======== Input records
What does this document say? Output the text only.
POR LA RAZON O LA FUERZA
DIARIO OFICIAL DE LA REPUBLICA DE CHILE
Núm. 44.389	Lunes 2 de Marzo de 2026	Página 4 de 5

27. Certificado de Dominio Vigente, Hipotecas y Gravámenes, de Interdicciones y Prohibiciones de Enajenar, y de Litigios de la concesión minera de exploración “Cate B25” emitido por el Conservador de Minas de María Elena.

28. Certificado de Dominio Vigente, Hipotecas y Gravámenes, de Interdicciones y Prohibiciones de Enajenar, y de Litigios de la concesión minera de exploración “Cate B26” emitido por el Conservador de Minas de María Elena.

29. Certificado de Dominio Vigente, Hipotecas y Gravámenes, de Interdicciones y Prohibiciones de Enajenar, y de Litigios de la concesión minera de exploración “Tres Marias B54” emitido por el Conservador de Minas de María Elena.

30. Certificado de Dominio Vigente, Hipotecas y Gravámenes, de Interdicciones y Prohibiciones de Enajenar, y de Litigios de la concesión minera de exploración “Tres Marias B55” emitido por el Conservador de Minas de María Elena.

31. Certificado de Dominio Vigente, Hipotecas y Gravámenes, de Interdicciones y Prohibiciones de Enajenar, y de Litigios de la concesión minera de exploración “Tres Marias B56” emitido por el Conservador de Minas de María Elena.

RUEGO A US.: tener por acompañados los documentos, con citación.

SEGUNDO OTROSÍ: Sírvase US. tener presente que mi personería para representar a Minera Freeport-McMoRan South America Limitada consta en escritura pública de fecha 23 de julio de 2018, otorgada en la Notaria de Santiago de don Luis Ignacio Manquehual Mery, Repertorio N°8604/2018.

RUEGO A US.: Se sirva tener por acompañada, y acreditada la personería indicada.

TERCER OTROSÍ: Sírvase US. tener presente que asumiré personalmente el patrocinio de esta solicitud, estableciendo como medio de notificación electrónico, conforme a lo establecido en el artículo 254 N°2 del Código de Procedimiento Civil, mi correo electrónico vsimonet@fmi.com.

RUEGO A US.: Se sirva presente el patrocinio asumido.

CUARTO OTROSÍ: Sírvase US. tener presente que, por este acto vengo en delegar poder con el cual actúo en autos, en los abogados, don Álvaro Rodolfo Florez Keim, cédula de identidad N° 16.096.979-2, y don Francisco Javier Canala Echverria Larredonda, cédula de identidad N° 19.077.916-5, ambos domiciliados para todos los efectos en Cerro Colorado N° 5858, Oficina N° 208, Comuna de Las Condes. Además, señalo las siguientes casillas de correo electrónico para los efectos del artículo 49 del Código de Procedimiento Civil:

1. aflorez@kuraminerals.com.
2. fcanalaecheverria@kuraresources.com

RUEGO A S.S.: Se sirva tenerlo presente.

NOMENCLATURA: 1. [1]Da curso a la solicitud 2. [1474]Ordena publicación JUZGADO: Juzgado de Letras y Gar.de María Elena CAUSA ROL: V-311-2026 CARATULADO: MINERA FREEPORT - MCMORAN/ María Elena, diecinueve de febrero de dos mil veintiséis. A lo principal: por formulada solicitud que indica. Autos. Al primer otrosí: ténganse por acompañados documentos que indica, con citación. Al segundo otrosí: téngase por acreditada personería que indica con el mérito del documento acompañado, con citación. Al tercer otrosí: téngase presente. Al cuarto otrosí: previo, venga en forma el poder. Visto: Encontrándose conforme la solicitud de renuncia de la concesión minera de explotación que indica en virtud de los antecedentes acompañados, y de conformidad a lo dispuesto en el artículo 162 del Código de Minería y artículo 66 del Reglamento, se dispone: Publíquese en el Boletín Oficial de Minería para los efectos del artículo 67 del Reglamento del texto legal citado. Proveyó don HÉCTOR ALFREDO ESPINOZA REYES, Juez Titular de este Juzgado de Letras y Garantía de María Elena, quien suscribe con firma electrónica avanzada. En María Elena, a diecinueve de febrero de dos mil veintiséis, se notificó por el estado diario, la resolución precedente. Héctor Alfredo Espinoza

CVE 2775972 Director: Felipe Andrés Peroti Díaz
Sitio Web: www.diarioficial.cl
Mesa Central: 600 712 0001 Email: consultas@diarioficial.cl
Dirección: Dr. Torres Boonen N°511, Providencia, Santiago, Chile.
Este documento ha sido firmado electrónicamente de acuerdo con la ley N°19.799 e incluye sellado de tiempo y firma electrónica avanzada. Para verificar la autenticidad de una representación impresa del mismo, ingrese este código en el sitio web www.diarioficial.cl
================
What is expected:
Scan the data for the word "Enajenar" and copy every line where it shows up.

The reply:
27. Certificado de Dominio Vigente, Hipotecas y Gravámenes, de Interdicciones y Prohibiciones de Enajenar, y de Litigios de la concesión minera de exploración “Cate B25” emitido por el Conservador de Minas de María Elena.
28. Certificado de Dominio Vigente, Hipotecas y Gravámenes, de Interdicciones y Prohibiciones de Enajenar, y de Litigios de la concesión minera de exploración “Cate B26” emitido por el Conservador de Minas de María Elena.
29. Certificado de Dominio Vigente, Hipotecas y Gravámenes, de Interdicciones y Prohibiciones de Enajenar, y de Litigios de la concesión minera de exploración “Tres Marias B54” emitido por el Conservador de Minas de María Elena.
30. Certificado de Dominio Vigente, Hipotecas y Gravámenes, de Interdicciones y Prohibiciones de Enajenar, y de Litigios de la concesión minera de exploración “Tres Marias B55” emitido por el Conservador de Minas de María Elena.
31. Certificado de Dominio Vigente, Hipotecas y Gravámenes, de Interdicciones y Prohibiciones de Enajenar, y de Litigios de la concesión minera de exploración “Tres Marias B56” emitido por el Conservador de Minas de María Elena.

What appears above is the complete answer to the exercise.